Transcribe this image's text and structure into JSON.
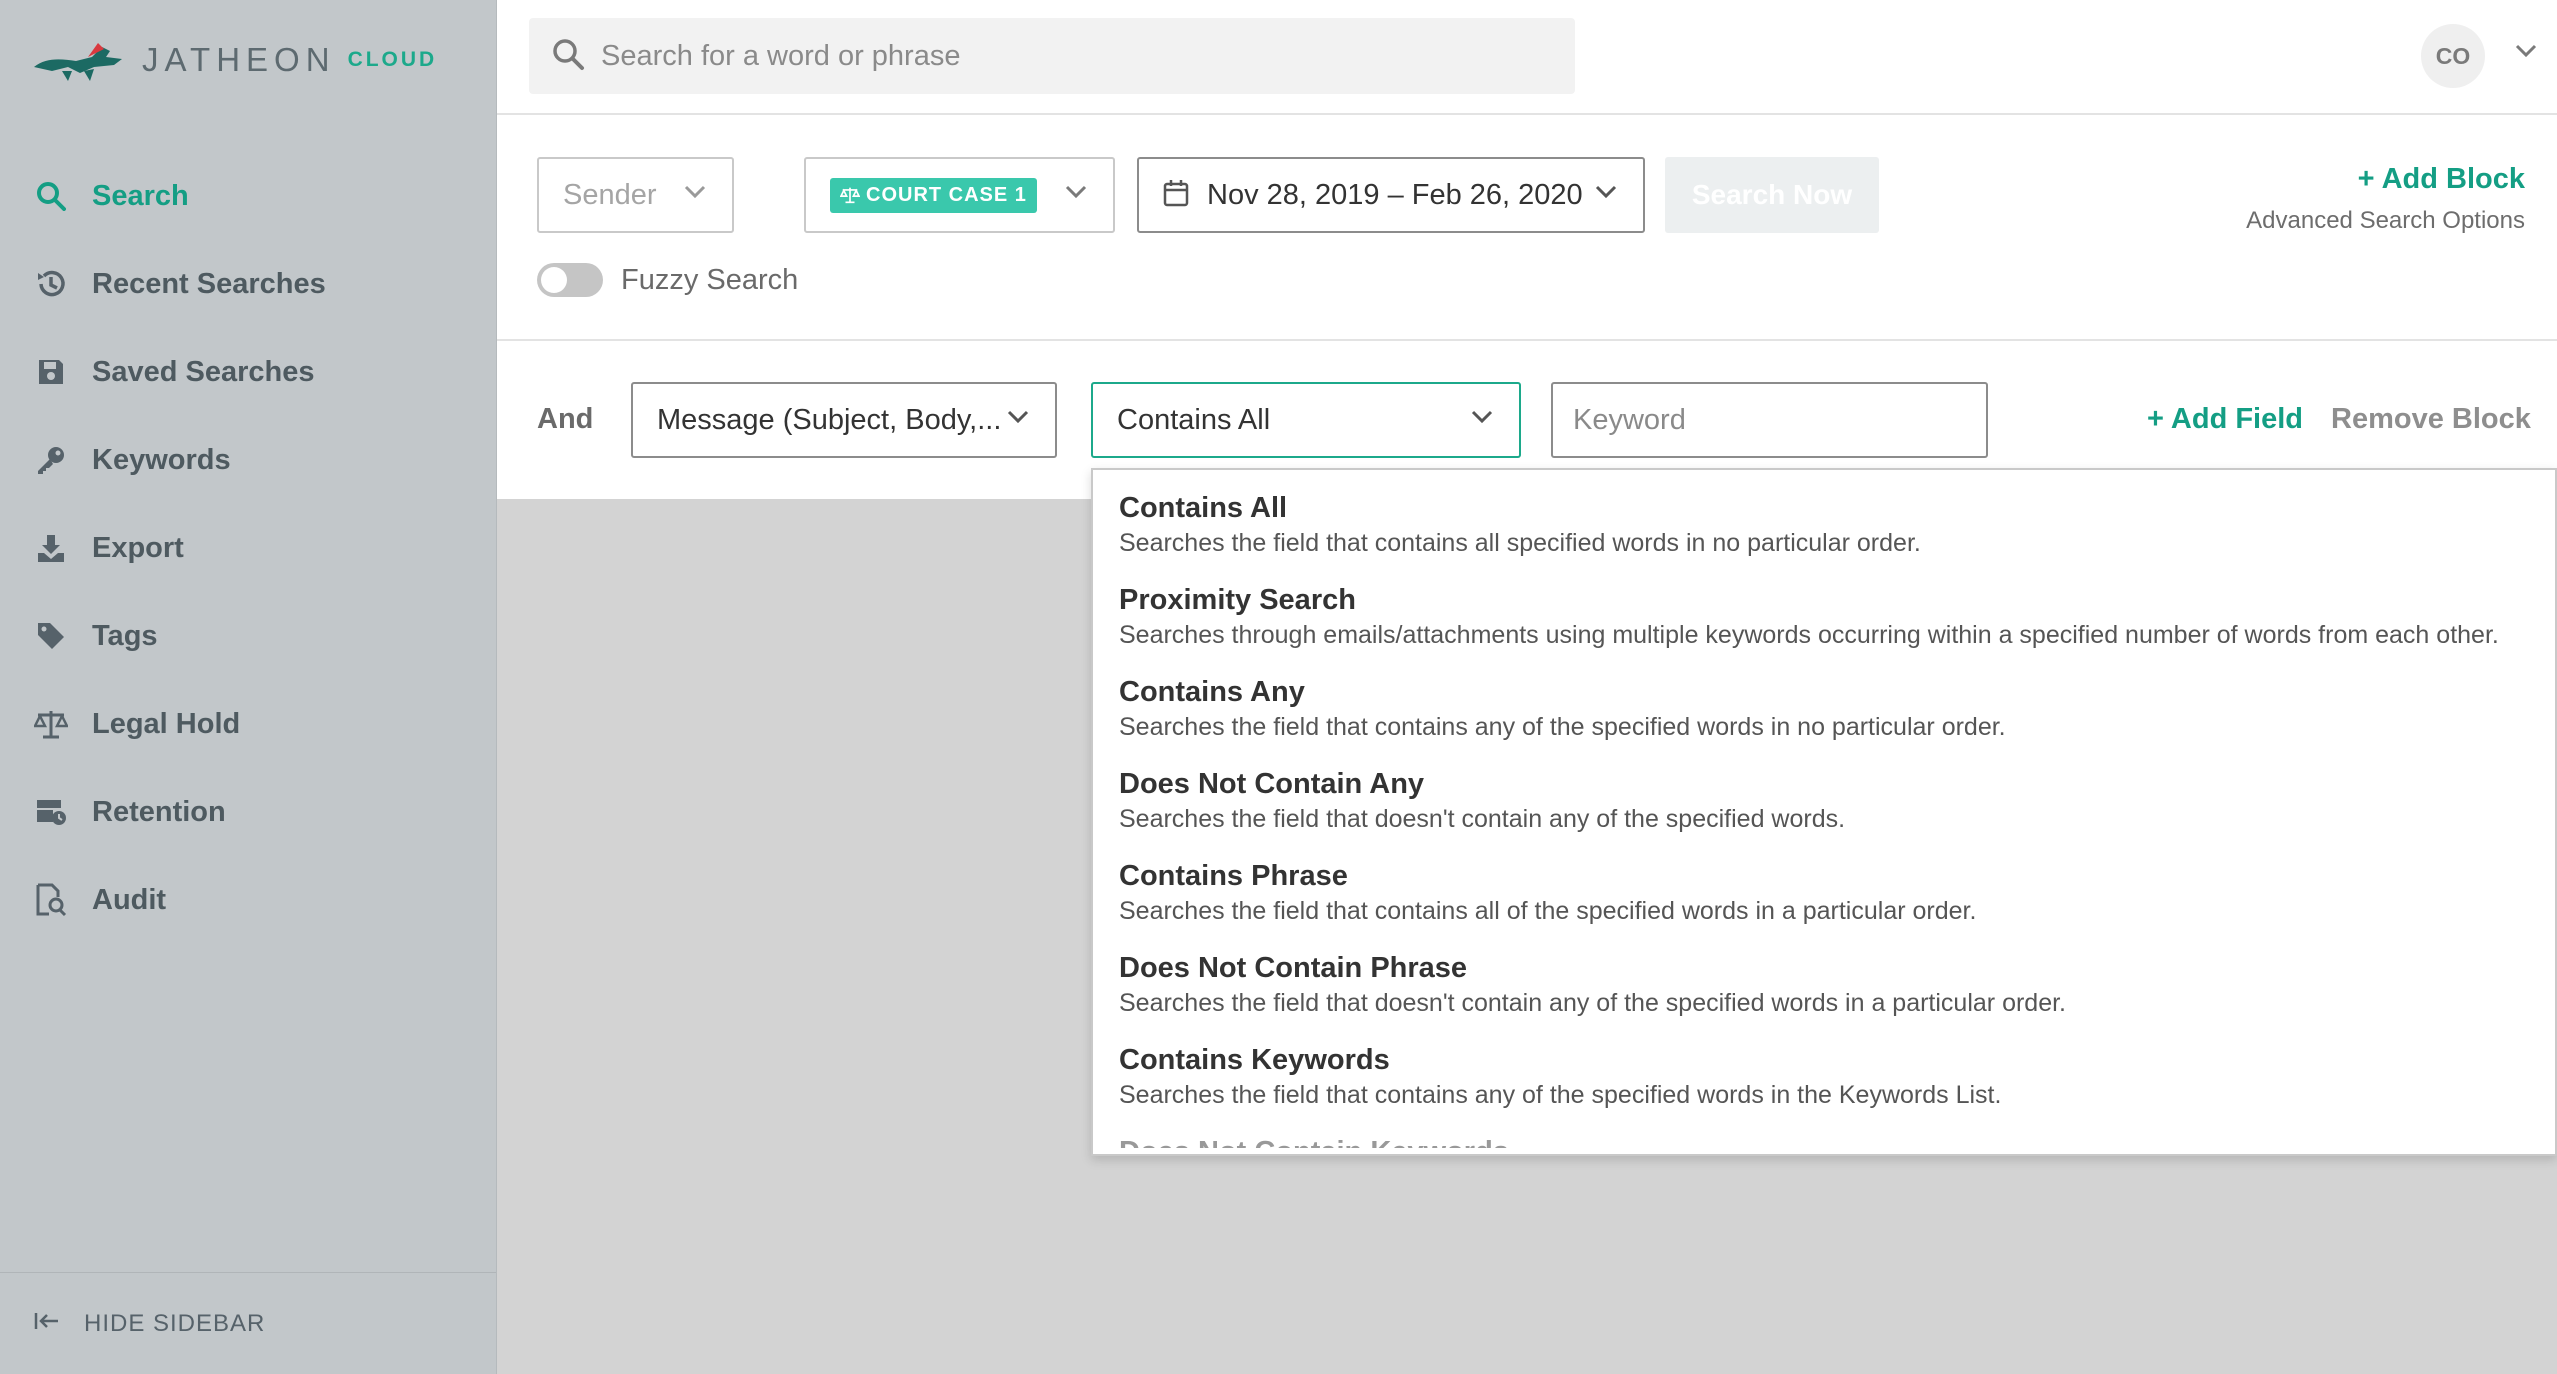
{
  "brand": {
    "name": "JATHEON",
    "suffix": "CLOUD"
  },
  "sidebar": {
    "items": [
      {
        "label": "Search",
        "icon": "search-icon"
      },
      {
        "label": "Recent Searches",
        "icon": "history-icon"
      },
      {
        "label": "Saved Searches",
        "icon": "save-icon"
      },
      {
        "label": "Keywords",
        "icon": "key-icon"
      },
      {
        "label": "Export",
        "icon": "download-icon"
      },
      {
        "label": "Tags",
        "icon": "tag-icon"
      },
      {
        "label": "Legal Hold",
        "icon": "scale-icon"
      },
      {
        "label": "Retention",
        "icon": "retention-icon"
      },
      {
        "label": "Audit",
        "icon": "audit-icon"
      }
    ],
    "footer": "HIDE SIDEBAR"
  },
  "topbar": {
    "search_placeholder": "Search for a word or phrase",
    "avatar_initials": "CO"
  },
  "filters": {
    "sender": "Sender",
    "court_case": "COURT CASE 1",
    "date_range": "Nov 28, 2019 – Feb 26, 2020",
    "search_now": "Search Now",
    "add_block": "+ Add Block",
    "advanced": "Advanced Search Options",
    "fuzzy": "Fuzzy Search"
  },
  "block": {
    "operator": "And",
    "field": "Message (Subject, Body,...",
    "condition": "Contains All",
    "keyword_placeholder": "Keyword",
    "add_field": "+ Add Field",
    "remove_block": "Remove Block"
  },
  "dropdown": {
    "options": [
      {
        "title": "Contains All",
        "desc": "Searches the field that contains all specified words in no particular order."
      },
      {
        "title": "Proximity Search",
        "desc": "Searches through emails/attachments using multiple keywords occurring within a specified number of words from each other."
      },
      {
        "title": "Contains Any",
        "desc": "Searches the field that contains any of the specified words in no particular order."
      },
      {
        "title": "Does Not Contain Any",
        "desc": "Searches the field that doesn't contain any of the specified words."
      },
      {
        "title": "Contains Phrase",
        "desc": "Searches the field that contains all of the specified words in a particular order."
      },
      {
        "title": "Does Not Contain Phrase",
        "desc": "Searches the field that doesn't contain any of the specified words in a particular order."
      },
      {
        "title": "Contains Keywords",
        "desc": "Searches the field that contains any of the specified words in the Keywords List."
      }
    ],
    "partial_option": "Does Not Contain Keywords"
  },
  "colors": {
    "accent": "#149e84",
    "sidebar_bg": "#c2c7ca",
    "badge": "#3ac8ac"
  }
}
____
**Exercise aim**. Collect each line above holding the string "title".

**Answer to this problem**.
        "title": "Contains All",
        "title": "Proximity Search",
        "title": "Contains Any",
        "title": "Does Not Contain Any",
        "title": "Contains Phrase",
        "title": "Does Not Contain Phrase",
        "title": "Contains Keywords",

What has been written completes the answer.